DATA SHOWN:

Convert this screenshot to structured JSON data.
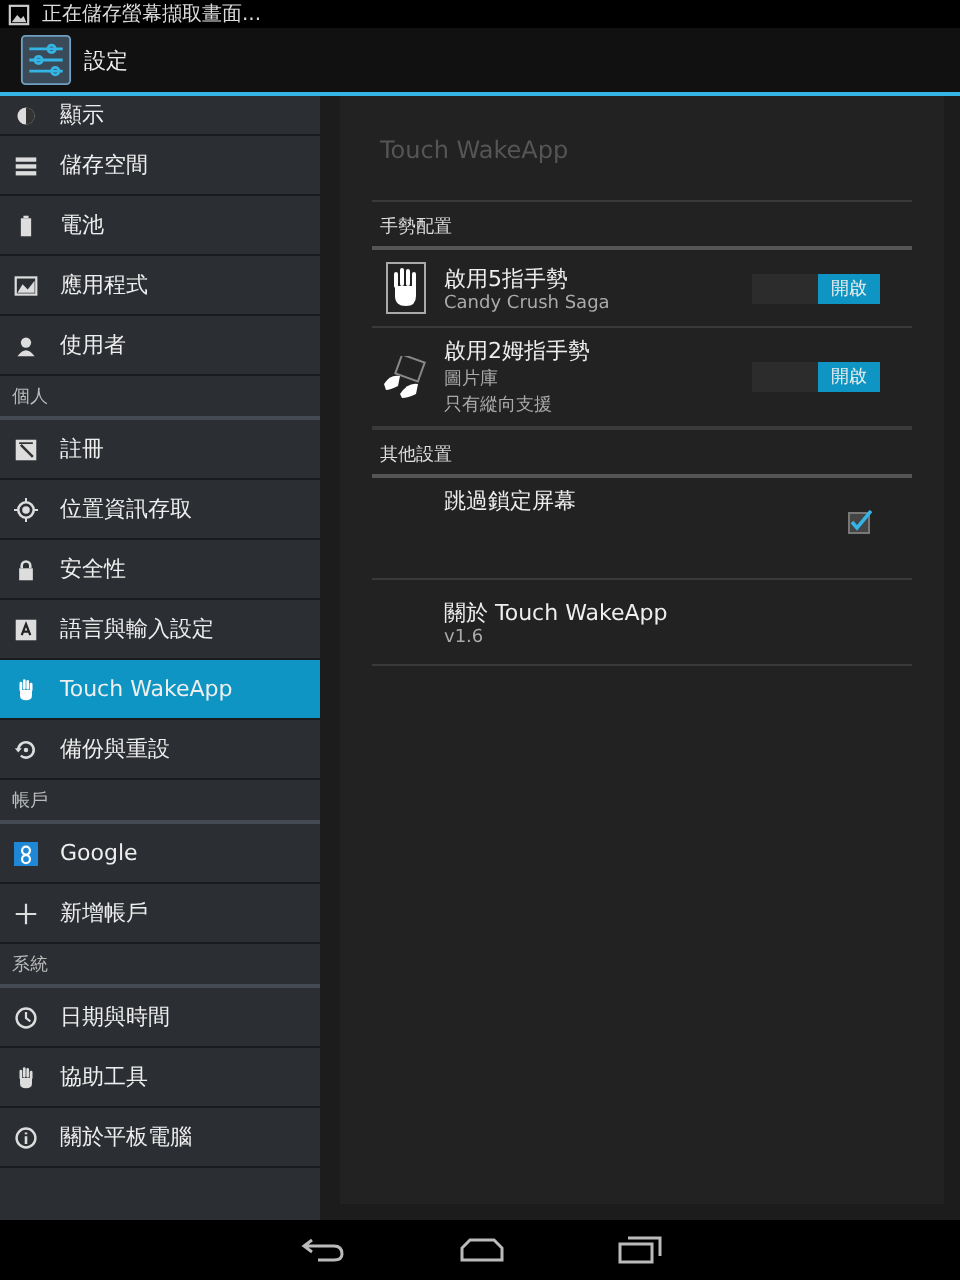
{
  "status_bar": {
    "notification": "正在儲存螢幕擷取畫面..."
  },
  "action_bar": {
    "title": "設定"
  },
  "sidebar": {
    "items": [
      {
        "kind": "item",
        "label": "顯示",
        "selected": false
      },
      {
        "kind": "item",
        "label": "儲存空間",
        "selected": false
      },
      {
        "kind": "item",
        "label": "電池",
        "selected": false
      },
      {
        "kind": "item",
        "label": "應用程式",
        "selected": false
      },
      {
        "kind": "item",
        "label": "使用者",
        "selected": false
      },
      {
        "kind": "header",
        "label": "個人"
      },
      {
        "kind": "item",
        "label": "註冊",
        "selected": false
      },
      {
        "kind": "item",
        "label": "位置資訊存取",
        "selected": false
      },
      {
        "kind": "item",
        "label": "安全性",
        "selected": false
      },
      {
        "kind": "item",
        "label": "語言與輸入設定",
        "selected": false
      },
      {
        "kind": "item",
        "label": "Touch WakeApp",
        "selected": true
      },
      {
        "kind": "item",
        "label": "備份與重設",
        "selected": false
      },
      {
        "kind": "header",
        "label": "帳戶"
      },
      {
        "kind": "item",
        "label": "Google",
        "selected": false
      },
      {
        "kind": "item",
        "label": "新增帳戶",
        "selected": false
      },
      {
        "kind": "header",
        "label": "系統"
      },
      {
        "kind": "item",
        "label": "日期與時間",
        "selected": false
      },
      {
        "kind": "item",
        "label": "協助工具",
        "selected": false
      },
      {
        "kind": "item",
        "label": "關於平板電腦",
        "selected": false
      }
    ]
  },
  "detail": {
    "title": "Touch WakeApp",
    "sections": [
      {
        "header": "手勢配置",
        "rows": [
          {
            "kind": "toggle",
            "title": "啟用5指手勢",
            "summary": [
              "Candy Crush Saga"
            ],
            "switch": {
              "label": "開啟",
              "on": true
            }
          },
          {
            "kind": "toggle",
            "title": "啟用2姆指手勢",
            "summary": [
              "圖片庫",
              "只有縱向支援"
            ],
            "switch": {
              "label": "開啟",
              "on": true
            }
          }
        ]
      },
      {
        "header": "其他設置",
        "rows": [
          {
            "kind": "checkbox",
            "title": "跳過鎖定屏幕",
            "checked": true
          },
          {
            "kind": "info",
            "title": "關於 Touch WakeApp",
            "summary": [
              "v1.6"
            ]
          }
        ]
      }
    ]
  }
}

* * *

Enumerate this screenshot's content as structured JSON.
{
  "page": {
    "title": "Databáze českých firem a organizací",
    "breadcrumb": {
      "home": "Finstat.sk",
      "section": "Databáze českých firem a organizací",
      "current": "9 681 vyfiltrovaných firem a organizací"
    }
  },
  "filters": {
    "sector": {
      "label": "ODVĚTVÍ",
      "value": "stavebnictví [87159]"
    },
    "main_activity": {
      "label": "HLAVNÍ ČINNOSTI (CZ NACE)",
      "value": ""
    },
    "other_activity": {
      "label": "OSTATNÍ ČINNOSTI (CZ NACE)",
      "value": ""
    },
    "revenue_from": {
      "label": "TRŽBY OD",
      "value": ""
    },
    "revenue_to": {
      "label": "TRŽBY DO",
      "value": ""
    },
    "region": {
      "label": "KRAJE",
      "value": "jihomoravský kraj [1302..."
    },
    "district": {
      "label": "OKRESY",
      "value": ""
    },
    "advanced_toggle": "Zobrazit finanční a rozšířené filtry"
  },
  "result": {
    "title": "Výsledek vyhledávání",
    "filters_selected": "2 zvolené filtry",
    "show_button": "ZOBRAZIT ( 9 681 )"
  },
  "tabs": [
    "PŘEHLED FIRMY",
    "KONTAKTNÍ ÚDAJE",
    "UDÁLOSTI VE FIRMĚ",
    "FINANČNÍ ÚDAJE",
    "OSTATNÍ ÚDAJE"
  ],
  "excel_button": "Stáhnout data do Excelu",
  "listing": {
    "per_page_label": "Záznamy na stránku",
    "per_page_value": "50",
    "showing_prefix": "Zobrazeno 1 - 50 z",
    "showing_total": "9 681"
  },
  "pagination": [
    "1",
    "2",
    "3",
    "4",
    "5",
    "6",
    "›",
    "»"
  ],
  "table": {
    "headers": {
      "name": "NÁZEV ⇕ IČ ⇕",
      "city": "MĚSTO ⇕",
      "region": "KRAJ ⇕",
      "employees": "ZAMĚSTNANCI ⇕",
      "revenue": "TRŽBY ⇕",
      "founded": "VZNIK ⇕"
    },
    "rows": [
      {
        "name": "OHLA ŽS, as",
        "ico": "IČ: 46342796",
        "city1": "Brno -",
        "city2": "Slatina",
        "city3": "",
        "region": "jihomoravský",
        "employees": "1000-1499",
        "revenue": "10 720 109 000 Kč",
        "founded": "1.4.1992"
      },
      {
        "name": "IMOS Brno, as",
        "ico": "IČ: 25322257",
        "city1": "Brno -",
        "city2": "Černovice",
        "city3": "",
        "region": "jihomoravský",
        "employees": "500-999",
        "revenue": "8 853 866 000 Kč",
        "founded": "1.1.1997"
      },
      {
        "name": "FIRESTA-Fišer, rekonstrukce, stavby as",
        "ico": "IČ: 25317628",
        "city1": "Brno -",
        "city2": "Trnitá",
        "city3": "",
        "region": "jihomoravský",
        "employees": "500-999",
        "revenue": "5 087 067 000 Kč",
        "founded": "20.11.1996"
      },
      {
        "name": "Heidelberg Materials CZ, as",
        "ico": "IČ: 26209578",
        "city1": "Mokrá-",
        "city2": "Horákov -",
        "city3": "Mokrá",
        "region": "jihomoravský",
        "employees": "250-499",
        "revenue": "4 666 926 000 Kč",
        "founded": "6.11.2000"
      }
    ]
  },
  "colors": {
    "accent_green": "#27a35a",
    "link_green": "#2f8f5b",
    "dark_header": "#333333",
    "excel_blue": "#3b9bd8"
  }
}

SHORT TASK:
Only a number is wanted: how many lines of the material above hold "true"?

ANSWER TO THIS PROBLEM:
4